**Records to use**
········
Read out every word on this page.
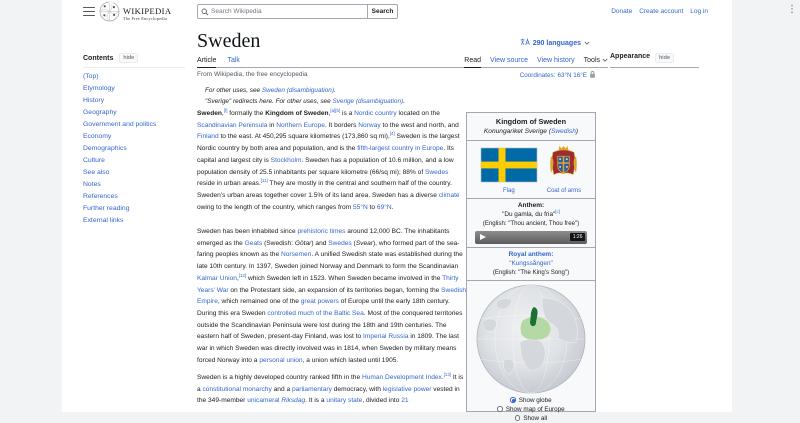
⋮
WIKIPEDIA
The Free Encyclopedia
Search Wikipedia
Search	Donate Create account Log in
Sweden	290 languages
Article Talk	Read View source View history Tools
Appearance	hide
From Wikipedia, the free encyclopedia	Coordinates: 63°N 16°E
Contents	hide
(Top)
Etymology
History
Geography
Government and politics
Economy
Demographics
Culture
See also
Notes
References
Further reading
External links
For other uses, see Sweden (disambiguation).
"Sverige" redirects here. For other uses, see Sverige (disambiguation).

Sweden,[f] formally the Kingdom of Sweden,[a][b] is a Nordic country located on the Scandinavian Peninsula in Northern Europe. It borders Norway to the west and north, and Finland to the east. At 450,295 square kilometres (173,860 sq mi),[4] Sweden is the largest Nordic country by both area and population, and is the fifth-largest country in Europe. Its capital and largest city is Stockholm. Sweden has a population of 10.6 million, and a low population density of 25.5 inhabitants per square kilometre (66/sq mi); 88% of Swedes reside in urban areas.[11] They are mostly in the central and southern half of the country. Sweden's urban areas together cover 1.5% of its land area. Sweden has a diverse climate owing to the length of the country, which ranges from 55°N to 69°N.

Sweden has been inhabited since prehistoric times around 12,000 BC. The inhabitants emerged as the Geats (Swedish: Götar) and Swedes (Svear), who formed part of the sea-faring peoples known as the Norsemen. A unified Swedish state was established during the late 10th century. In 1397, Sweden joined Norway and Denmark to form the Scandinavian Kalmar Union,[12] which Sweden left in 1523. When Sweden became involved in the Thirty Years' War on the Protestant side, an expansion of its territories began, forming the Swedish Empire, which remained one of the great powers of Europe until the early 18th century. During this era Sweden controlled much of the Baltic Sea. Most of the conquered territories outside the Scandinavian Peninsula were lost during the 18th and 19th centuries. The eastern half of Sweden, present-day Finland, was lost to Imperial Russia in 1809. The last war in which Sweden was directly involved was in 1814, when Sweden by military means forced Norway into a personal union, a union which lasted until 1905.

Sweden is a highly developed country ranked fifth in the Human Development Index.[13] It is a constitutional monarchy and a parliamentary democracy, with legislative power vested in the 349-member unicameral Riksdag. It is a unitary state, divided into 21

Kingdom of Sweden
Konungariket Sverige (Swedish)
Flag	Coat of arms
Anthem:
"Du gamla, du fria"[c]
(English: "Thou ancient, Thou free")
1:26
Royal anthem:
"Kungssången"
(English: "The King's Song")
Show globe
Show map of Europe
Show all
········
**Written exercise**
Without the pictures, write out all of the material exactly.

**Task output**
Read out every word on this page.
⋮
WIKIPEDIA
The Free Encyclopedia
Search Wikipedia
Search	Donate Create account Log in
Sweden	290 languages
Article Talk	Read View source View history Tools
Appearance	hide
From Wikipedia, the free encyclopedia	Coordinates: 63°N 16°E
Contents	hide
(Top)
Etymology
History
Geography
Government and politics
Economy
Demographics
Culture
See also
Notes
References
Further reading
External links
For other uses, see Sweden (disambiguation).
"Sverige" redirects here. For other uses, see Sverige (disambiguation).

Sweden,[f] formally the Kingdom of Sweden,[a][b] is a Nordic country located on the Scandinavian Peninsula in Northern Europe. It borders Norway to the west and north, and Finland to the east. At 450,295 square kilometres (173,860 sq mi),[4] Sweden is the largest Nordic country by both area and population, and is the fifth-largest country in Europe. Its capital and largest city is Stockholm. Sweden has a population of 10.6 million, and a low population density of 25.5 inhabitants per square kilometre (66/sq mi); 88% of Swedes reside in urban areas.[11] They are mostly in the central and southern half of the country. Sweden's urban areas together cover 1.5% of its land area. Sweden has a diverse climate owing to the length of the country, which ranges from 55°N to 69°N.

Sweden has been inhabited since prehistoric times around 12,000 BC. The inhabitants emerged as the Geats (Swedish: Götar) and Swedes (Svear), who formed part of the sea-faring peoples known as the Norsemen. A unified Swedish state was established during the late 10th century. In 1397, Sweden joined Norway and Denmark to form the Scandinavian Kalmar Union,[12] which Sweden left in 1523. When Sweden became involved in the Thirty Years' War on the Protestant side, an expansion of its territories began, forming the Swedish Empire, which remained one of the great powers of Europe until the early 18th century. During this era Sweden controlled much of the Baltic Sea. Most of the conquered territories outside the Scandinavian Peninsula were lost during the 18th and 19th centuries. The eastern half of Sweden, present-day Finland, was lost to Imperial Russia in 1809. The last war in which Sweden was directly involved was in 1814, when Sweden by military means forced Norway into a personal union, a union which lasted until 1905.

Sweden is a highly developed country ranked fifth in the Human Development Index.[13] It is a constitutional monarchy and a parliamentary democracy, with legislative power vested in the 349-member unicameral Riksdag. It is a unitary state, divided into 21

Kingdom of Sweden
Konungariket Sverige (Swedish)
Flag	Coat of arms
Anthem:
"Du gamla, du fria"[c]
(English: "Thou ancient, Thou free")
1:26
Royal anthem:
"Kungssången"
(English: "The King's Song")
Show globe
Show map of Europe
Show all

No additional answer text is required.